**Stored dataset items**
------

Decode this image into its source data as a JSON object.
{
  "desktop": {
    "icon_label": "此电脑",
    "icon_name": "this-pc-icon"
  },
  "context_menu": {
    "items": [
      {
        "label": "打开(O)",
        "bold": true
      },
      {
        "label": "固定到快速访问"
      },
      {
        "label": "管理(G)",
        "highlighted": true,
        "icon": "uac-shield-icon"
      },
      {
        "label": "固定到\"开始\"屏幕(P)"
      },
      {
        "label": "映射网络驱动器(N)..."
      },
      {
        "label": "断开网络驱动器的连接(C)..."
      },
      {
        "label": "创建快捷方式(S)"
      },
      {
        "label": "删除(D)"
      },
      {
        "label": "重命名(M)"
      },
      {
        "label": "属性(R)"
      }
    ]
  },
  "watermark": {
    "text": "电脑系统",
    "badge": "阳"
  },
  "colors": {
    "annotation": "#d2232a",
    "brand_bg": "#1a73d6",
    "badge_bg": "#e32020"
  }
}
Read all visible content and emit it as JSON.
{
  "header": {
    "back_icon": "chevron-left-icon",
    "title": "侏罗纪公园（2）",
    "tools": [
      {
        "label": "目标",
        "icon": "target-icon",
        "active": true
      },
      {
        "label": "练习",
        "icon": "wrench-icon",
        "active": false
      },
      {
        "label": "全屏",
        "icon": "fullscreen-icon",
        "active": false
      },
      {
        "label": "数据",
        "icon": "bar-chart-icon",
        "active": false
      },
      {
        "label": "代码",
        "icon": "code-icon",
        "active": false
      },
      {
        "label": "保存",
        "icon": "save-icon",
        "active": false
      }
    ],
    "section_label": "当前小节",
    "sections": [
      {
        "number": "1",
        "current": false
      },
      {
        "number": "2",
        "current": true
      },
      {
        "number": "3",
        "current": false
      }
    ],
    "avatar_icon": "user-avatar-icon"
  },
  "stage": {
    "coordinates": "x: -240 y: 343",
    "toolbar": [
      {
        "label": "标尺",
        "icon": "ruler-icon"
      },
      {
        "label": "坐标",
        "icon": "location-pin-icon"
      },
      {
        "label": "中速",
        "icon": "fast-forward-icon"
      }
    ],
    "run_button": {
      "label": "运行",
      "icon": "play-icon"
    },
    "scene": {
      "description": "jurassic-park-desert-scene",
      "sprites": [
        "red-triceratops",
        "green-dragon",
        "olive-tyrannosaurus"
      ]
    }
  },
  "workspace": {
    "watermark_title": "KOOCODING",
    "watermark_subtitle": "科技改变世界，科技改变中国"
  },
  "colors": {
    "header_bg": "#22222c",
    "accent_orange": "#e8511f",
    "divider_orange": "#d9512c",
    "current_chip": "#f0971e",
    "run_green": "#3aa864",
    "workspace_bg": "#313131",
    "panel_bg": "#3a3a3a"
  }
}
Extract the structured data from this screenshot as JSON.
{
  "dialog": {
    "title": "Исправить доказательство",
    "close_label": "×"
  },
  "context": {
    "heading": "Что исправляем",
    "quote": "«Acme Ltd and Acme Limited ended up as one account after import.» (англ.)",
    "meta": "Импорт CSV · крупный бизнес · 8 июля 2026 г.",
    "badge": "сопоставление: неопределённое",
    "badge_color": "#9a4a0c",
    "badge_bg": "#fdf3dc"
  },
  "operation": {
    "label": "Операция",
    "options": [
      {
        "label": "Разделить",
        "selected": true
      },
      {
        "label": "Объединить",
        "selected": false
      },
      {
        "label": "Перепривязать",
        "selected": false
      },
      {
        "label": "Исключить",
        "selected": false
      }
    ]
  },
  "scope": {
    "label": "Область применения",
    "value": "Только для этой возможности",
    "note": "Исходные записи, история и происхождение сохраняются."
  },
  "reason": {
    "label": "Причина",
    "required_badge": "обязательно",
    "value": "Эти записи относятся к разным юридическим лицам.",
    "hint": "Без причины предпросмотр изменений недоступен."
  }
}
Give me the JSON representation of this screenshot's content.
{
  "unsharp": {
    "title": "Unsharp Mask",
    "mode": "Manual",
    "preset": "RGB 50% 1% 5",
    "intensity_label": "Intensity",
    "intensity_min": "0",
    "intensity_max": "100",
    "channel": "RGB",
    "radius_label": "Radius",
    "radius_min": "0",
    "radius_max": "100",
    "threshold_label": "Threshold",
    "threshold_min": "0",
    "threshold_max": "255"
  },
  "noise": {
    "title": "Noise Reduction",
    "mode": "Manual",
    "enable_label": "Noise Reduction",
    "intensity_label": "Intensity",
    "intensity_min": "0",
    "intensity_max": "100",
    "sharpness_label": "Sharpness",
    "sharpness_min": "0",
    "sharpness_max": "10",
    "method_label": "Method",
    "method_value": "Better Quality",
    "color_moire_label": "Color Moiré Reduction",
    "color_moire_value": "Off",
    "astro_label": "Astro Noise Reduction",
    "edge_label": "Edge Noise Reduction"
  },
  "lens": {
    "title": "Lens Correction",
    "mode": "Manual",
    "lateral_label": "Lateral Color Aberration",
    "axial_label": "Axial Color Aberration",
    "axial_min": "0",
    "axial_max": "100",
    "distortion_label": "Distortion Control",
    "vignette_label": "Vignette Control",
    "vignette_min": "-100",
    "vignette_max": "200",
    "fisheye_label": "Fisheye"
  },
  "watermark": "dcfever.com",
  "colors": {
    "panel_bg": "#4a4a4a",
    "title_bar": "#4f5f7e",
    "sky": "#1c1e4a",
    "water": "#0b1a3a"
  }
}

------

Would you copy out each line exactly as written?

Decode this image into its source data as a JSON object.
{
  "desktop": {
    "icon_label": "此电脑",
    "icon_name": "this-pc-icon"
  },
  "context_menu": {
    "items": [
      {
        "label": "打开(O)",
        "bold": true
      },
      {
        "label": "固定到快速访问"
      },
      {
        "label": "管理(G)",
        "highlighted": true,
        "icon": "uac-shield-icon"
      },
      {
        "label": "固定到\"开始\"屏幕(P)"
      },
      {
        "label": "映射网络驱动器(N)..."
      },
      {
        "label": "断开网络驱动器的连接(C)..."
      },
      {
        "label": "创建快捷方式(S)"
      },
      {
        "label": "删除(D)"
      },
      {
        "label": "重命名(M)"
      },
      {
        "label": "属性(R)"
      }
    ]
  },
  "watermark": {
    "text": "电脑系统",
    "badge": "阳"
  },
  "colors": {
    "annotation": "#d2232a",
    "brand_bg": "#1a73d6",
    "badge_bg": "#e32020"
  }
}
Read all visible content and emit it as JSON.
{
  "header": {
    "back_icon": "chevron-left-icon",
    "title": "侏罗纪公园（2）",
    "tools": [
      {
        "label": "目标",
        "icon": "target-icon",
        "active": true
      },
      {
        "label": "练习",
        "icon": "wrench-icon",
        "active": false
      },
      {
        "label": "全屏",
        "icon": "fullscreen-icon",
        "active": false
      },
      {
        "label": "数据",
        "icon": "bar-chart-icon",
        "active": false
      },
      {
        "label": "代码",
        "icon": "code-icon",
        "active": false
      },
      {
        "label": "保存",
        "icon": "save-icon",
        "active": false
      }
    ],
    "section_label": "当前小节",
    "sections": [
      {
        "number": "1",
        "current": false
      },
      {
        "number": "2",
        "current": true
      },
      {
        "number": "3",
        "current": false
      }
    ],
    "avatar_icon": "user-avatar-icon"
  },
  "stage": {
    "coordinates": "x: -240 y: 343",
    "toolbar": [
      {
        "label": "标尺",
        "icon": "ruler-icon"
      },
      {
        "label": "坐标",
        "icon": "location-pin-icon"
      },
      {
        "label": "中速",
        "icon": "fast-forward-icon"
      }
    ],
    "run_button": {
      "label": "运行",
      "icon": "play-icon"
    },
    "scene": {
      "description": "jurassic-park-desert-scene",
      "sprites": [
        "red-triceratops",
        "green-dragon",
        "olive-tyrannosaurus"
      ]
    }
  },
  "workspace": {
    "watermark_title": "KOOCODING",
    "watermark_subtitle": "科技改变世界，科技改变中国"
  },
  "colors": {
    "header_bg": "#22222c",
    "accent_orange": "#e8511f",
    "divider_orange": "#d9512c",
    "current_chip": "#f0971e",
    "run_green": "#3aa864",
    "workspace_bg": "#313131",
    "panel_bg": "#3a3a3a"
  }
}
Extract the structured data from this screenshot as JSON.
{
  "dialog": {
    "title": "Исправить доказательство",
    "close_label": "×"
  },
  "context": {
    "heading": "Что исправляем",
    "quote": "«Acme Ltd and Acme Limited ended up as one account after import.» (англ.)",
    "meta": "Импорт CSV · крупный бизнес · 8 июля 2026 г.",
    "badge": "сопоставление: неопределённое",
    "badge_color": "#9a4a0c",
    "badge_bg": "#fdf3dc"
  },
  "operation": {
    "label": "Операция",
    "options": [
      {
        "label": "Разделить",
        "selected": true
      },
      {
        "label": "Объединить",
        "selected": false
      },
      {
        "label": "Перепривязать",
        "selected": false
      },
      {
        "label": "Исключить",
        "selected": false
      }
    ]
  },
  "scope": {
    "label": "Область применения",
    "value": "Только для этой возможности",
    "note": "Исходные записи, история и происхождение сохраняются."
  },
  "reason": {
    "label": "Причина",
    "required_badge": "обязательно",
    "value": "Эти записи относятся к разным юридическим лицам.",
    "hint": "Без причины предпросмотр изменений недоступен."
  }
}
Give me the JSON representation of this screenshot's content.
{
  "unsharp": {
    "title": "Unsharp Mask",
    "mode": "Manual",
    "preset": "RGB 50% 1% 5",
    "intensity_label": "Intensity",
    "intensity_min": "0",
    "intensity_max": "100",
    "channel": "RGB",
    "radius_label": "Radius",
    "radius_min": "0",
    "radius_max": "100",
    "threshold_label": "Threshold",
    "threshold_min": "0",
    "threshold_max": "255"
  },
  "noise": {
    "title": "Noise Reduction",
    "mode": "Manual",
    "enable_label": "Noise Reduction",
    "intensity_label": "Intensity",
    "intensity_min": "0",
    "intensity_max": "100",
    "sharpness_label": "Sharpness",
    "sharpness_min": "0",
    "sharpness_max": "10",
    "method_label": "Method",
    "method_value": "Better Quality",
    "color_moire_label": "Color Moiré Reduction",
    "color_moire_value": "Off",
    "astro_label": "Astro Noise Reduction",
    "edge_label": "Edge Noise Reduction"
  },
  "lens": {
    "title": "Lens Correction",
    "mode": "Manual",
    "lateral_label": "Lateral Color Aberration",
    "axial_label": "Axial Color Aberration",
    "axial_min": "0",
    "axial_max": "100",
    "distortion_label": "Distortion Control",
    "vignette_label": "Vignette Control",
    "vignette_min": "-100",
    "vignette_max": "200",
    "fisheye_label": "Fisheye"
  },
  "watermark": "dcfever.com",
  "colors": {
    "panel_bg": "#4a4a4a",
    "title_bar": "#4f5f7e",
    "sky": "#1c1e4a",
    "water": "#0b1a3a"
  }
}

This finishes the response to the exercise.